Directions: Reproduce all entries word for word.

Given records:

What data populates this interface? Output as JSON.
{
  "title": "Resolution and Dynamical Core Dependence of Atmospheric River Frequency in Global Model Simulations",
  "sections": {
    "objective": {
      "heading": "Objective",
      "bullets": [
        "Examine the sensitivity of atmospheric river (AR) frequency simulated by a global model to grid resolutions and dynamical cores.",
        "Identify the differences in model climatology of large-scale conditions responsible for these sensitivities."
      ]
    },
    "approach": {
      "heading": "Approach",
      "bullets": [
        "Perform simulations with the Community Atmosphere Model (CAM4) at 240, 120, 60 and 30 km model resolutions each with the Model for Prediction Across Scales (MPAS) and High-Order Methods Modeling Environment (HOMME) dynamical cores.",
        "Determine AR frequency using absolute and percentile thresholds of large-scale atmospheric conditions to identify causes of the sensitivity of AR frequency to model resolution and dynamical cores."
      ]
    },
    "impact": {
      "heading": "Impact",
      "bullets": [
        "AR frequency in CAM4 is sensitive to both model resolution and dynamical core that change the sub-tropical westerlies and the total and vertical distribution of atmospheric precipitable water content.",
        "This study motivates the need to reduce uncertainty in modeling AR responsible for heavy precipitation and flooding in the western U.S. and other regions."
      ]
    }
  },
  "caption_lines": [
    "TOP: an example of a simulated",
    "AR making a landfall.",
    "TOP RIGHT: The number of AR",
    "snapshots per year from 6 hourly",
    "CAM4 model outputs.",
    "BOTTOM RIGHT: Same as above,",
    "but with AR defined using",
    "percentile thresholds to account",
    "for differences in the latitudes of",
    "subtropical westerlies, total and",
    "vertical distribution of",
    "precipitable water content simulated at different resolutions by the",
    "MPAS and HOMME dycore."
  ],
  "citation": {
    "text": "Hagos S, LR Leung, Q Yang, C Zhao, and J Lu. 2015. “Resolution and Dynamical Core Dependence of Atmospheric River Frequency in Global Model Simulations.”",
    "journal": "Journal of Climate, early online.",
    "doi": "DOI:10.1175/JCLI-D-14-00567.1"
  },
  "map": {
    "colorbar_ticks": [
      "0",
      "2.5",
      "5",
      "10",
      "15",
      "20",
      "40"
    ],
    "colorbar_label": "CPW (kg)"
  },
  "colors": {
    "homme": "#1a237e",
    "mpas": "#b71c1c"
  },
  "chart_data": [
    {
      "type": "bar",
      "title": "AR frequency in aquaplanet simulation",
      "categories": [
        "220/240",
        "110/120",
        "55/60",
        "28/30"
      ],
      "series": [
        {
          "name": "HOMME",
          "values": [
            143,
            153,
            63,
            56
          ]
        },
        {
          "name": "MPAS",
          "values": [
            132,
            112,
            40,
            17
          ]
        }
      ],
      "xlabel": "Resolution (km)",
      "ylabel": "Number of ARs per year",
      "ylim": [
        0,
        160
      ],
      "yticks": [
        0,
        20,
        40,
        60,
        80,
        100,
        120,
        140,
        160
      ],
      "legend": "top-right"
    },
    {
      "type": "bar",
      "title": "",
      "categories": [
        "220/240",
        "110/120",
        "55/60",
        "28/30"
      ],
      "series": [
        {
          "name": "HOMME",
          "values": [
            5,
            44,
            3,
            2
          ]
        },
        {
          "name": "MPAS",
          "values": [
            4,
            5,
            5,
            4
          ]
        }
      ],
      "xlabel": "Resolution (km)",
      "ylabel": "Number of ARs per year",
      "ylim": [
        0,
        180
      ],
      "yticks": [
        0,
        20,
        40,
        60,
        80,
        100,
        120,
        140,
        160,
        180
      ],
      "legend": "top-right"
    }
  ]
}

Solution to the exercise:
What data populates this interface? Output as JSON.
{
  "title": "Resolution and Dynamical Core Dependence of Atmospheric River Frequency in Global Model Simulations",
  "sections": {
    "objective": {
      "heading": "Objective",
      "bullets": [
        "Examine the sensitivity of atmospheric river (AR) frequency simulated by a global model to grid resolutions and dynamical cores.",
        "Identify the differences in model climatology of large-scale conditions responsible for these sensitivities."
      ]
    },
    "approach": {
      "heading": "Approach",
      "bullets": [
        "Perform simulations with the Community Atmosphere Model (CAM4) at 240, 120, 60 and 30 km model resolutions each with the Model for Prediction Across Scales (MPAS) and High-Order Methods Modeling Environment (HOMME) dynamical cores.",
        "Determine AR frequency using absolute and percentile thresholds of large-scale atmospheric conditions to identify causes of the sensitivity of AR frequency to model resolution and dynamical cores."
      ]
    },
    "impact": {
      "heading": "Impact",
      "bullets": [
        "AR frequency in CAM4 is sensitive to both model resolution and dynamical core that change the sub-tropical westerlies and the total and vertical distribution of atmospheric precipitable water content.",
        "This study motivates the need to reduce uncertainty in modeling AR responsible for heavy precipitation and flooding in the western U.S. and other regions."
      ]
    }
  },
  "caption_lines": [
    "TOP: an example of a simulated",
    "AR making a landfall.",
    "TOP RIGHT: The number of AR",
    "snapshots per year from 6 hourly",
    "CAM4 model outputs.",
    "BOTTOM RIGHT: Same as above,",
    "but with AR defined using",
    "percentile thresholds to account",
    "for differences in the latitudes of",
    "subtropical westerlies, total and",
    "vertical distribution of",
    "precipitable water content simulated at different resolutions by the",
    "MPAS and HOMME dycore."
  ],
  "citation": {
    "text": "Hagos S, LR Leung, Q Yang, C Zhao, and J Lu. 2015. “Resolution and Dynamical Core Dependence of Atmospheric River Frequency in Global Model Simulations.”",
    "journal": "Journal of Climate, early online.",
    "doi": "DOI:10.1175/JCLI-D-14-00567.1"
  },
  "map": {
    "colorbar_ticks": [
      "0",
      "2.5",
      "5",
      "10",
      "15",
      "20",
      "40"
    ],
    "colorbar_label": "CPW (kg)"
  },
  "colors": {
    "homme": "#1a237e",
    "mpas": "#b71c1c"
  },
  "chart_data": [
    {
      "type": "bar",
      "title": "AR frequency in aquaplanet simulation",
      "categories": [
        "220/240",
        "110/120",
        "55/60",
        "28/30"
      ],
      "series": [
        {
          "name": "HOMME",
          "values": [
            143,
            153,
            63,
            56
          ]
        },
        {
          "name": "MPAS",
          "values": [
            132,
            112,
            40,
            17
          ]
        }
      ],
      "xlabel": "Resolution (km)",
      "ylabel": "Number of ARs per year",
      "ylim": [
        0,
        160
      ],
      "yticks": [
        0,
        20,
        40,
        60,
        80,
        100,
        120,
        140,
        160
      ],
      "legend": "top-right"
    },
    {
      "type": "bar",
      "title": "",
      "categories": [
        "220/240",
        "110/120",
        "55/60",
        "28/30"
      ],
      "series": [
        {
          "name": "HOMME",
          "values": [
            5,
            44,
            3,
            2
          ]
        },
        {
          "name": "MPAS",
          "values": [
            4,
            5,
            5,
            4
          ]
        }
      ],
      "xlabel": "Resolution (km)",
      "ylabel": "Number of ARs per year",
      "ylim": [
        0,
        180
      ],
      "yticks": [
        0,
        20,
        40,
        60,
        80,
        100,
        120,
        140,
        160,
        180
      ],
      "legend": "top-right"
    }
  ]
}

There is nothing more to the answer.